+++ Source records +++

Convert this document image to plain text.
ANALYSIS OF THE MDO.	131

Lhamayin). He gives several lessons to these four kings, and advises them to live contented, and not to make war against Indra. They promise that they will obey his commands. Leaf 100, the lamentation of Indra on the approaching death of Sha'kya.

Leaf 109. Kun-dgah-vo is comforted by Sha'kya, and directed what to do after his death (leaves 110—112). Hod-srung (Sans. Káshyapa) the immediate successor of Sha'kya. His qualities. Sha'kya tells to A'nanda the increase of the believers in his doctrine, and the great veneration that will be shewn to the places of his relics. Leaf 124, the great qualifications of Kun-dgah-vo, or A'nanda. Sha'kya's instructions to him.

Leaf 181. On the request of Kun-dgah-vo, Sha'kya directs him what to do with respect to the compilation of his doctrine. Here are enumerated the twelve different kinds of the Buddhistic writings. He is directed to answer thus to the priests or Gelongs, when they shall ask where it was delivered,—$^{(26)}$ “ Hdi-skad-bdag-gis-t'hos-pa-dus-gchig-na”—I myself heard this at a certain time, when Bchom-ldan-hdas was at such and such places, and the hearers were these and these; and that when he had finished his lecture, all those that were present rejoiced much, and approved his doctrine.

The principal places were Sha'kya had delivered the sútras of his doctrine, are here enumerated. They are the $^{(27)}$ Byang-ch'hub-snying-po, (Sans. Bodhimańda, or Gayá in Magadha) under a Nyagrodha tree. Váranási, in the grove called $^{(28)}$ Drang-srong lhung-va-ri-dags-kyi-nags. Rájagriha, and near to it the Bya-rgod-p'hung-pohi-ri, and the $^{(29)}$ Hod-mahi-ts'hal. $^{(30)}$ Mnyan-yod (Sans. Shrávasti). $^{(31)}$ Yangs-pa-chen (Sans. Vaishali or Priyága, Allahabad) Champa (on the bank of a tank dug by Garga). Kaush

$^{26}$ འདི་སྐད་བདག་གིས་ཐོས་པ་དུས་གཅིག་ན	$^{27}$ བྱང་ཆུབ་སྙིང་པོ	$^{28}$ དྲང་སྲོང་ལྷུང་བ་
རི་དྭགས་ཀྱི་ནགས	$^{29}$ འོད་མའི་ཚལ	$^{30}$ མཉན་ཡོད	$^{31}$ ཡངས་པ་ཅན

+++

■ Problem to work on: Produce an exact copy of the whole listing.

■ Response to this task:
Convert this document image to plain text.
ANALYSIS OF THE MDO.	131

Lhamayin). He gives several lessons to these four kings, and advises them to live contented, and not to make war against Indra. They promise that they will obey his commands. Leaf 100, the lamentation of Indra on the approaching death of Sha'kya.

Leaf 109. Kun-dgah-vo is comforted by Sha'kya, and directed what to do after his death (leaves 110—112). Hod-srung (Sans. Káshyapa) the immediate successor of Sha'kya. His qualities. Sha'kya tells to A'nanda the increase of the believers in his doctrine, and the great veneration that will be shewn to the places of his relics. Leaf 124, the great qualifications of Kun-dgah-vo, or A'nanda. Sha'kya's instructions to him.

Leaf 181. On the request of Kun-dgah-vo, Sha'kya directs him what to do with respect to the compilation of his doctrine. Here are enumerated the twelve different kinds of the Buddhistic writings. He is directed to answer thus to the priests or Gelongs, when they shall ask where it was delivered,—$^{(26)}$ “ Hdi-skad-bdag-gis-t'hos-pa-dus-gchig-na”—I myself heard this at a certain time, when Bchom-ldan-hdas was at such and such places, and the hearers were these and these; and that when he had finished his lecture, all those that were present rejoiced much, and approved his doctrine.

The principal places were Sha'kya had delivered the sútras of his doctrine, are here enumerated. They are the $^{(27)}$ Byang-ch'hub-snying-po, (Sans. Bodhimańda, or Gayá in Magadha) under a Nyagrodha tree. Váranási, in the grove called $^{(28)}$ Drang-srong lhung-va-ri-dags-kyi-nags. Rájagriha, and near to it the Bya-rgod-p'hung-pohi-ri, and the $^{(29)}$ Hod-mahi-ts'hal. $^{(30)}$ Mnyan-yod (Sans. Shrávasti). $^{(31)}$ Yangs-pa-chen (Sans. Vaishali or Priyága, Allahabad) Champa (on the bank of a tank dug by Garga). Kaush

$^{26}$ འདི་སྐད་བདག་གིས་ཐོས་པ་དུས་གཅིག་ན	$^{27}$ བྱང་ཆུབ་སྙིང་པོ	$^{28}$ དྲང་སྲོང་ལྷུང་བ་
རི་དྭགས་ཀྱི་ནགས	$^{29}$ འོད་མའི་ཚལ	$^{30}$ མཉན་ཡོད	$^{31}$ ཡངས་པ་ཅན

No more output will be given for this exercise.